Source records:
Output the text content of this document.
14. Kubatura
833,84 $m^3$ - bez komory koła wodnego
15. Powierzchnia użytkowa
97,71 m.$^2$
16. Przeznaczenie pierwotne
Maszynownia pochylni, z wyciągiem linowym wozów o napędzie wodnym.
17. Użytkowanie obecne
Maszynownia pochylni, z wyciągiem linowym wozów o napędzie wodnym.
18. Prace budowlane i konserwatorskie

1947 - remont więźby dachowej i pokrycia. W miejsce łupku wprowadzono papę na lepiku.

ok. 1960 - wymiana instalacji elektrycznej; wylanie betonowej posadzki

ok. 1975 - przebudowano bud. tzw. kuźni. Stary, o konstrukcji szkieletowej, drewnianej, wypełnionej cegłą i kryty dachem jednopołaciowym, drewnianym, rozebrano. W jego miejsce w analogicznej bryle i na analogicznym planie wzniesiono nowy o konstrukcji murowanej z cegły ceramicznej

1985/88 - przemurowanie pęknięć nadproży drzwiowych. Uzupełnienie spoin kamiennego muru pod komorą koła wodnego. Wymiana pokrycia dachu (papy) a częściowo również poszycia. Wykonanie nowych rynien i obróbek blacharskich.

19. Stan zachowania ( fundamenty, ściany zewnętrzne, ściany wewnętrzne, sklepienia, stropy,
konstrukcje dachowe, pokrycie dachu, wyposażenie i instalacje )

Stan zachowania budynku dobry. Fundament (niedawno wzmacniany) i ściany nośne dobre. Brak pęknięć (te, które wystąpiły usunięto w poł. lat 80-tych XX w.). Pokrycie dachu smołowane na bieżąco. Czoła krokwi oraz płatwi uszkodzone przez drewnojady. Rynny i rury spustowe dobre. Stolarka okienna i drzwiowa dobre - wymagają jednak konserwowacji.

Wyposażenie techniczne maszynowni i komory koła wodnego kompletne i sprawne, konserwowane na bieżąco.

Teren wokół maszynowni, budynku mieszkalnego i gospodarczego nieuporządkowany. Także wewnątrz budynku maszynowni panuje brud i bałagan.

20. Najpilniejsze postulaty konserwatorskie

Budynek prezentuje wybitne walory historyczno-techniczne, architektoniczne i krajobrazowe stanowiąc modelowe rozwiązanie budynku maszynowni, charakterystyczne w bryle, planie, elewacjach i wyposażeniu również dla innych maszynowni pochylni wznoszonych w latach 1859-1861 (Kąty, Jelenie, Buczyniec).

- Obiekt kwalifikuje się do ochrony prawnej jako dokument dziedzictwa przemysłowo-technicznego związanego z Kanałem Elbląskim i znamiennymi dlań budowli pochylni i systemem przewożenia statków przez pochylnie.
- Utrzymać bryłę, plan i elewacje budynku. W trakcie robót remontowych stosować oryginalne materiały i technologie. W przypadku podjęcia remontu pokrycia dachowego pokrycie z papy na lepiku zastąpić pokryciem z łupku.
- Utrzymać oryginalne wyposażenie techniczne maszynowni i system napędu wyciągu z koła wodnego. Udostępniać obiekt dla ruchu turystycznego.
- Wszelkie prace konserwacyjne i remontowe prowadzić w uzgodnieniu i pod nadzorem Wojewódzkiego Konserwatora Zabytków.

→ Task prompt:
All records above must be set down exactly, please.

→ Response to the task:
Output the text content of this document.
14. Kubatura
833,84 $m^3$ - bez komory koła wodnego
15. Powierzchnia użytkowa
97,71 m.$^2$
16. Przeznaczenie pierwotne
Maszynownia pochylni, z wyciągiem linowym wozów o napędzie wodnym.
17. Użytkowanie obecne
Maszynownia pochylni, z wyciągiem linowym wozów o napędzie wodnym.
18. Prace budowlane i konserwatorskie

1947 - remont więźby dachowej i pokrycia. W miejsce łupku wprowadzono papę na lepiku.

ok. 1960 - wymiana instalacji elektrycznej; wylanie betonowej posadzki

ok. 1975 - przebudowano bud. tzw. kuźni. Stary, o konstrukcji szkieletowej, drewnianej, wypełnionej cegłą i kryty dachem jednopołaciowym, drewnianym, rozebrano. W jego miejsce w analogicznej bryle i na analogicznym planie wzniesiono nowy o konstrukcji murowanej z cegły ceramicznej

1985/88 - przemurowanie pęknięć nadproży drzwiowych. Uzupełnienie spoin kamiennego muru pod komorą koła wodnego. Wymiana pokrycia dachu (papy) a częściowo również poszycia. Wykonanie nowych rynien i obróbek blacharskich.

19. Stan zachowania ( fundamenty, ściany zewnętrzne, ściany wewnętrzne, sklepienia, stropy,
konstrukcje dachowe, pokrycie dachu, wyposażenie i instalacje )

Stan zachowania budynku dobry. Fundament (niedawno wzmacniany) i ściany nośne dobre. Brak pęknięć (te, które wystąpiły usunięto w poł. lat 80-tych XX w.). Pokrycie dachu smołowane na bieżąco. Czoła krokwi oraz płatwi uszkodzone przez drewnojady. Rynny i rury spustowe dobre. Stolarka okienna i drzwiowa dobre - wymagają jednak konserwowacji.

Wyposażenie techniczne maszynowni i komory koła wodnego kompletne i sprawne, konserwowane na bieżąco.

Teren wokół maszynowni, budynku mieszkalnego i gospodarczego nieuporządkowany. Także wewnątrz budynku maszynowni panuje brud i bałagan.

20. Najpilniejsze postulaty konserwatorskie

Budynek prezentuje wybitne walory historyczno-techniczne, architektoniczne i krajobrazowe stanowiąc modelowe rozwiązanie budynku maszynowni, charakterystyczne w bryle, planie, elewacjach i wyposażeniu również dla innych maszynowni pochylni wznoszonych w latach 1859-1861 (Kąty, Jelenie, Buczyniec).

- Obiekt kwalifikuje się do ochrony prawnej jako dokument dziedzictwa przemysłowo-technicznego związanego z Kanałem Elbląskim i znamiennymi dlań budowli pochylni i systemem przewożenia statków przez pochylnie.
- Utrzymać bryłę, plan i elewacje budynku. W trakcie robót remontowych stosować oryginalne materiały i technologie. W przypadku podjęcia remontu pokrycia dachowego pokrycie z papy na lepiku zastąpić pokryciem z łupku.
- Utrzymać oryginalne wyposażenie techniczne maszynowni i system napędu wyciągu z koła wodnego. Udostępniać obiekt dla ruchu turystycznego.
- Wszelkie prace konserwacyjne i remontowe prowadzić w uzgodnieniu i pod nadzorem Wojewódzkiego Konserwatora Zabytków.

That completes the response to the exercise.